_Set exercise_
Without the pictures, copy the entries below word for word.

━━━━━━━━━━

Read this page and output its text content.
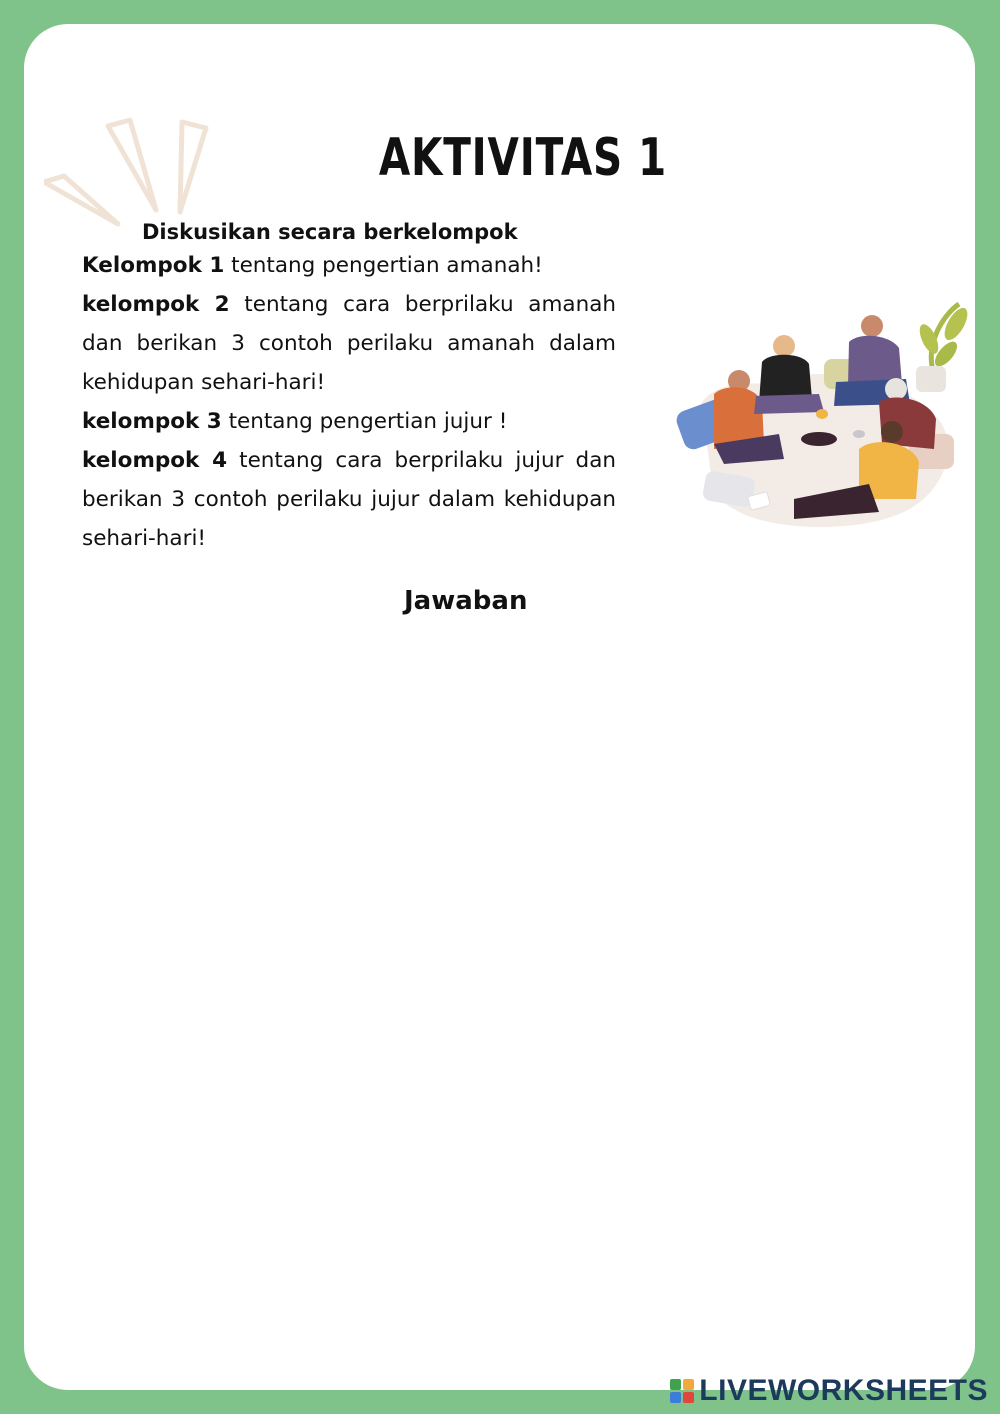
AKTIVITAS 1
Diskusikan secara berkelompok

Kelompok 1 tentang pengertian amanah!

kelompok 2 tentang cara berprilaku amanah dan berikan 3 contoh perilaku amanah dalam kehidupan sehari-hari!

kelompok 3 tentang pengertian jujur !

kelompok 4 tentang cara berprilaku jujur dan berikan 3 contoh perilaku jujur dalam kehidupan sehari-hari!

Jawaban
LIVEWORKSHEETS
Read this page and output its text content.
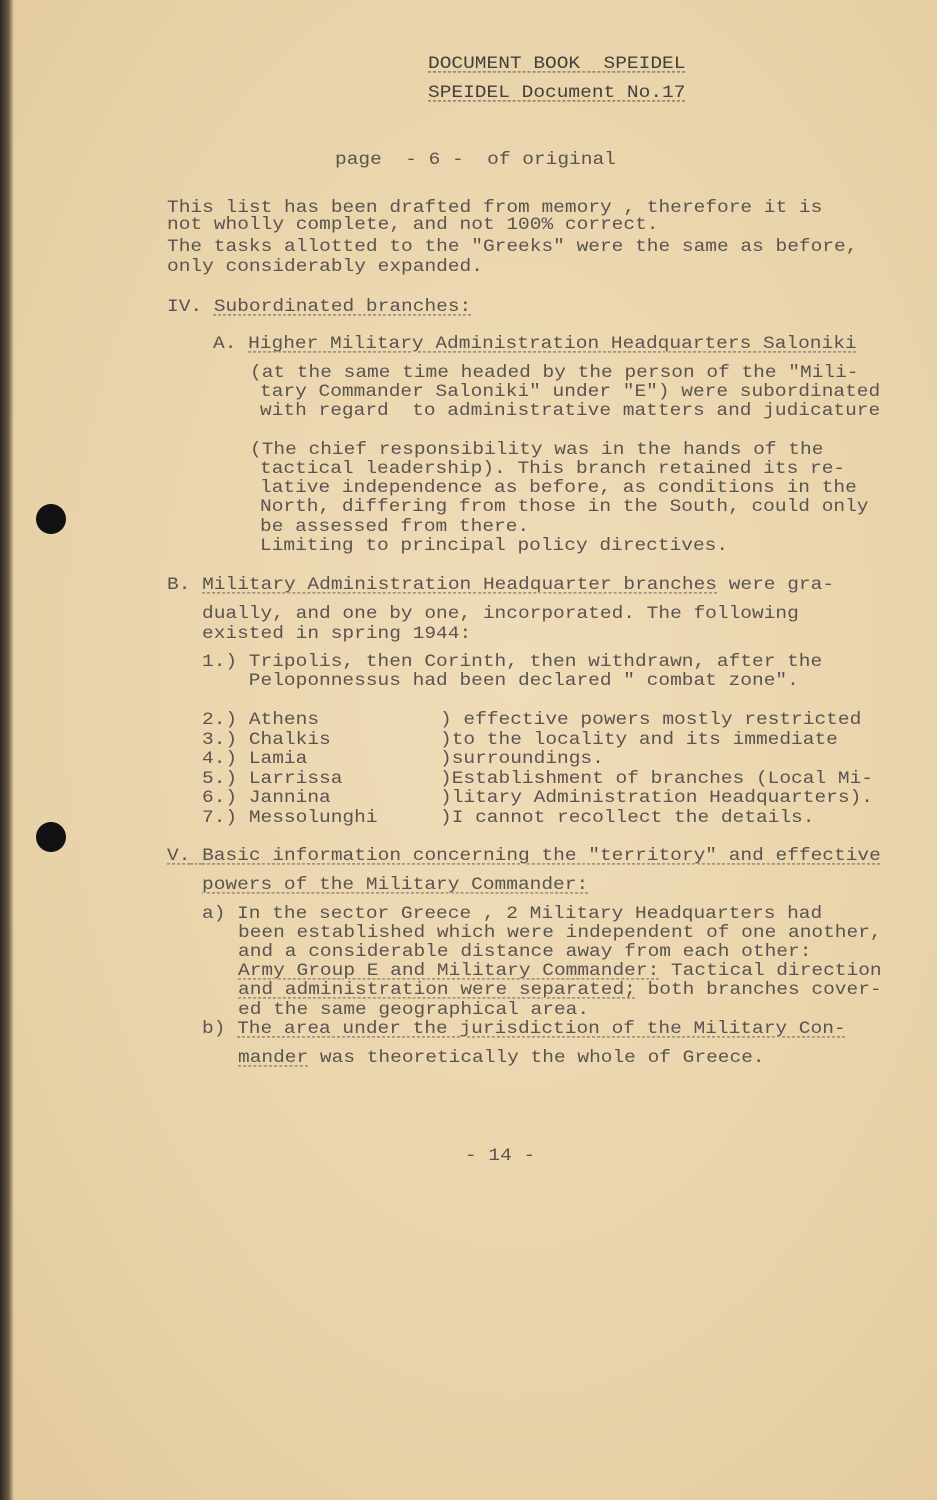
DOCUMENT BOOK  SPEIDEL
SPEIDEL Document No.17
page  - 6 -  of original
This list has been drafted from memory , therefore it is
not wholly complete, and not 100% correct.
The tasks allotted to the "Greeks" were the same as before,
only considerably expanded.
IV. Subordinated branches:
A. Higher Military Administration Headquarters Saloniki
(at the same time headed by the person of the "Mili-
tary Commander Saloniki" under "E") were subordinated
with regard  to administrative matters and judicature
(The chief responsibility was in the hands of the
tactical leadership). This branch retained its re-
lative independence as before, as conditions in the
North, differing from those in the South, could only
be assessed from there.
Limiting to principal policy directives.
B. Military Administration Headquarter branches were gra-
dually, and one by one, incorporated. The following
existed in spring 1944:
1.) Tripolis, then Corinth, then withdrawn, after the
Peloponnessus had been declared " combat zone".
2.) Athens	) effective powers mostly restricted
3.) Chalkis	)to the locality and its immediate
4.) Lamia	)surroundings.
5.) Larrissa	)Establishment of branches (Local Mi-
6.) Jannina	)litary Administration Headquarters).
7.) Messolunghi	)I cannot recollect the details.
V. Basic information concerning the "territory" and effective
powers of the Military Commander:
a) In the sector Greece , 2 Military Headquarters had
been established which were independent of one another,
and a considerable distance away from each other:
Army Group E and Military Commander: Tactical direction
and administration were separated; both branches cover-
ed the same geographical area.
b) The area under the jurisdiction of the Military Con-
mander was theoretically the whole of Greece.
- 14 -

━━━━━━━━━━

_Answer to this exercise_
Read this page and output its text content.
AKTIVITAS 1
Diskusikan secara berkelompok

Kelompok 1 tentang pengertian amanah!

kelompok 2 tentang cara berprilaku amanah dan berikan 3 contoh perilaku amanah dalam kehidupan sehari-hari!

kelompok 3 tentang pengertian jujur !

kelompok 4 tentang cara berprilaku jujur dan berikan 3 contoh perilaku jujur dalam kehidupan sehari-hari!

Jawaban
LIVEWORKSHEETS
Read this page and output its text content.
DOCUMENT BOOK  SPEIDEL
SPEIDEL Document No.17
page  - 6 -  of original
This list has been drafted from memory , therefore it is
not wholly complete, and not 100% correct.
The tasks allotted to the "Greeks" were the same as before,
only considerably expanded.
IV. Subordinated branches:
A. Higher Military Administration Headquarters Saloniki
(at the same time headed by the person of the "Mili-
tary Commander Saloniki" under "E") were subordinated
with regard  to administrative matters and judicature
(The chief responsibility was in the hands of the
tactical leadership). This branch retained its re-
lative independence as before, as conditions in the
North, differing from those in the South, could only
be assessed from there.
Limiting to principal policy directives.
B. Military Administration Headquarter branches were gra-
dually, and one by one, incorporated. The following
existed in spring 1944:
1.) Tripolis, then Corinth, then withdrawn, after the
Peloponnessus had been declared " combat zone".
2.) Athens	) effective powers mostly restricted
3.) Chalkis	)to the locality and its immediate
4.) Lamia	)surroundings.
5.) Larrissa	)Establishment of branches (Local Mi-
6.) Jannina	)litary Administration Headquarters).
7.) Messolunghi	)I cannot recollect the details.
V. Basic information concerning the "territory" and effective
powers of the Military Commander:
a) In the sector Greece , 2 Military Headquarters had
been established which were independent of one another,
and a considerable distance away from each other:
Army Group E and Military Commander: Tactical direction
and administration were separated; both branches cover-
ed the same geographical area.
b) The area under the jurisdiction of the Military Con-
mander was theoretically the whole of Greece.
- 14 -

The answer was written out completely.